__Exercise instructions__
Show every line of the records below that contains the word "本题考查影响价格的因素".

__Material__
"""
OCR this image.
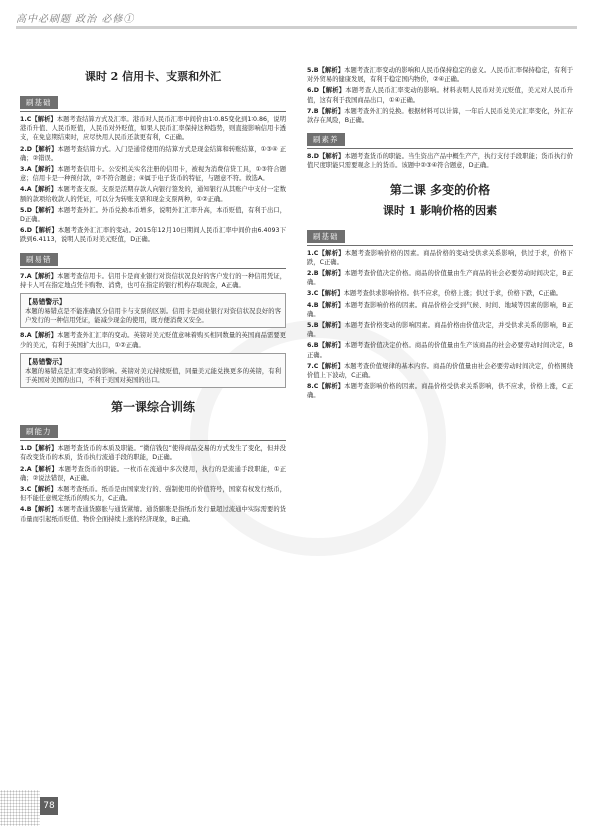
高中必刷题 政治 必修①
课时 2 信用卡、支票和外汇
刷基础
1.C【解析】本题考查结算方式及汇率。港币对人民币汇率中间价由1∶0.85变化到1∶0.86，说明港币升值、人民币贬值，人民币对外贬值，如果人民币汇率保持这种趋势，则直接影响信用卡透支，在免息期结束时，应尽快用人民币还款更有利，C正确。
2.D【解析】本题考查结算方式。入门是通常使用的结算方式是现金结算和转账结算，①③④ 正确；②错误。
3.A【解析】本题考查信用卡。公安机关实名注册的信用卡，被视为消费信贷工具，①③符合题意；信用卡是一种预付款，②不符合题意；④属于电子货币的特征，与题意不符。故选A。
4.A【解析】本题考查支票。支票是活期存款人向银行签发的，通知银行从其账户中支付一定数额的款项给收款人的凭证，可以分为转账支票和现金支票两种，①②正确。
5.D【解析】本题考查外汇。外币兑换本币增多，说明外汇汇率升高，本币贬值，有利于出口，D正确。
6.D【解析】本题考查外汇汇率的变动。2015年12月10日期间人民币汇率中间价由6.4093下跌到6.4113，说明人民币对美元贬值，D正确。
刷易错
7.A【解析】本题考查信用卡。信用卡是商业银行对资信状况良好的客户发行的一种信用凭证，持卡人可在指定地点凭卡购物、消费，也可在指定的银行机构存取现金，A正确。
【易错警示】
本题的易错点是不能准确区分信用卡与支票的区别。信用卡是商业银行对资信状况良好的客户发行的一种信用凭证，能减少现金的使用，既方便消费又安全。
8.A【解析】本题考查外汇汇率的变动。英镑对美元贬值意味着购买相同数量的英国商品需要更少的美元，有利于英国扩大出口，①②正确。
【易错警示】
本题的易错点是汇率变动的影响。英镑对美元持续贬值，同量美元能兑换更多的英镑，有利于英国对美国的出口，不利于美国对英国的出口。
第一课综合训练
刷能力
1.D【解析】本题考查货币的本质及职能。“微信钱包”使得商品交易的方式发生了变化，但并没有改变货币的本质，货币执行流通手段的职能，D正确。
2.A【解析】本题考查货币的职能。一枚币在流通中多次使用，执行的是流通手段职能，①正确；②说法错误，A正确。
3.C【解析】本题考查纸币。纸币是由国家发行的、强制使用的价值符号，国家有权发行纸币，但不能任意规定纸币的购买力，C正确。
4.B【解析】本题考查通货膨胀与通货紧缩。通货膨胀是指纸币发行量超过流通中实际需要的货币量而引起纸币贬值、物价全面持续上涨的经济现象，B正确。
5.B【解析】本题考查汇率变动的影响和人民币保持稳定的意义。人民币汇率保持稳定，有利于对外贸易的健康发展，有利于稳定国内物价，②④正确。
6.D【解析】本题考查人民币汇率变动的影响。材料表明人民币对美元贬值，美元对人民币升值，这有利于我国商品出口，①④正确。
7.B【解析】本题考查外汇的兑换。根据材料可以计算，一年后人民币兑美元汇率变化，外汇存款存在风险，B正确。
刷素养
8.D【解析】本题考查货币的职能。当生资出产品中概生产产，执行支付手段职能；货币执行价值尺度职能只需要观念上的货币。该题中②③④符合题意，D正确。
第二课 多变的价格
课时 1 影响价格的因素
刷基础
1.C【解析】本题考查影响价格的因素。商品价格的变动受供求关系影响，供过于求，价格下跌，C正确。
2.B【解析】本题考查价值决定价格。商品的价值量由生产商品的社会必要劳动时间决定，B正确。
3.C【解析】本题考查供求影响价格。供不应求，价格上涨；供过于求，价格下跌，C正确。
4.B【解析】本题考查影响价格的因素。商品价格会受到气候、时间、地域等因素的影响，B正确。
5.B【解析】本题考查价格变动的影响因素。商品价格由价值决定，并受供求关系的影响，B正确。
6.B【解析】本题考查价值决定价格。商品的价值量由生产该商品的社会必要劳动时间决定，B正确。
7.C【解析】本题考查价值规律的基本内容。商品的价值量由社会必要劳动时间决定，价格围绕价值上下波动，C正确。
8.C【解析】本题考查影响价格的因素。商品价格受供求关系影响，供不应求，价格上涨，C正确。
78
"""
__Written answer__
1.C【解析】本题考查影响价格的因素。商品价格的变动受供求关系影响，供过于求，价格下跌，C正确。
4.B【解析】本题考查影响价格的因素。商品价格会受到气候、时间、地域等因素的影响，B正确。
8.C【解析】本题考查影响价格的因素。商品价格受供求关系影响，供不应求，价格上涨，C正确。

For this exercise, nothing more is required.